Give a count of the lines below that have the string "부품들을" in them, with no other words.

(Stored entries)
START
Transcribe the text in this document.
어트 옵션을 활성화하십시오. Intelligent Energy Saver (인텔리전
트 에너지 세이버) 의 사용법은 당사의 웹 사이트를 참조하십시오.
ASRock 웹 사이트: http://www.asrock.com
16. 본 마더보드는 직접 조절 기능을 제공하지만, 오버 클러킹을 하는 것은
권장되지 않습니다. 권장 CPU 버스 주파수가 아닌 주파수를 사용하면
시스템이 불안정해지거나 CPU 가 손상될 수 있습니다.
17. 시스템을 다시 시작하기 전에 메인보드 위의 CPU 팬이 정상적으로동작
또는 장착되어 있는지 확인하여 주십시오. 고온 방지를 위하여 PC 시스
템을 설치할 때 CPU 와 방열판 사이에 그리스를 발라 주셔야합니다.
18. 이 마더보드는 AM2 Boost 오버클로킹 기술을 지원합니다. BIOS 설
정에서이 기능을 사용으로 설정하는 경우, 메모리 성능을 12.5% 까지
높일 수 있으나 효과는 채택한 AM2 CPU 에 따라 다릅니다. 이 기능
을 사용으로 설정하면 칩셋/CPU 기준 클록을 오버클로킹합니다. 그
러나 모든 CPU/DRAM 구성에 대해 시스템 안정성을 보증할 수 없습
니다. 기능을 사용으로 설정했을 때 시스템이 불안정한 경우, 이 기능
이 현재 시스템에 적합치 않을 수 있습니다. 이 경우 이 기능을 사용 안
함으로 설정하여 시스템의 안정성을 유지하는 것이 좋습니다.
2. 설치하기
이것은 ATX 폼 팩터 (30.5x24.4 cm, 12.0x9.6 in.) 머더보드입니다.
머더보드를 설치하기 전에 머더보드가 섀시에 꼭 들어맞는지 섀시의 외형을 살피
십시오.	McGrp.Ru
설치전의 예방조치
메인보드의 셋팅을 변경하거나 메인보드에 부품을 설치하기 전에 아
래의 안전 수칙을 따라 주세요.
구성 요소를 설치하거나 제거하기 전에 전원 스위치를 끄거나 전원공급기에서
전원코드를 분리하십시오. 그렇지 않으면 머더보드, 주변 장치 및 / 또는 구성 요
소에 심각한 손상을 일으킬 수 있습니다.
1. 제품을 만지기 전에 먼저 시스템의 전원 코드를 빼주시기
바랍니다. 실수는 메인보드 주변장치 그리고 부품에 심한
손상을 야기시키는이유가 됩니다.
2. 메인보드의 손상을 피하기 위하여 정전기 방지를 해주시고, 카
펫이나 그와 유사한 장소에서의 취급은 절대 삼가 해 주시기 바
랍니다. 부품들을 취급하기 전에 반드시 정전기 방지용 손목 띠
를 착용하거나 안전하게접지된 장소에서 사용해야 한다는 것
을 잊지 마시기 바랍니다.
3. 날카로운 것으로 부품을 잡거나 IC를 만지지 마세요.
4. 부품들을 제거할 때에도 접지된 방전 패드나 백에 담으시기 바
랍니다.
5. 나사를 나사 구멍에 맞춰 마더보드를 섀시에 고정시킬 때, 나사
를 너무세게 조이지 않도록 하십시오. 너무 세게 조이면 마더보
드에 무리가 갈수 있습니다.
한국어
END
#### CORRECT OUTPUT:
2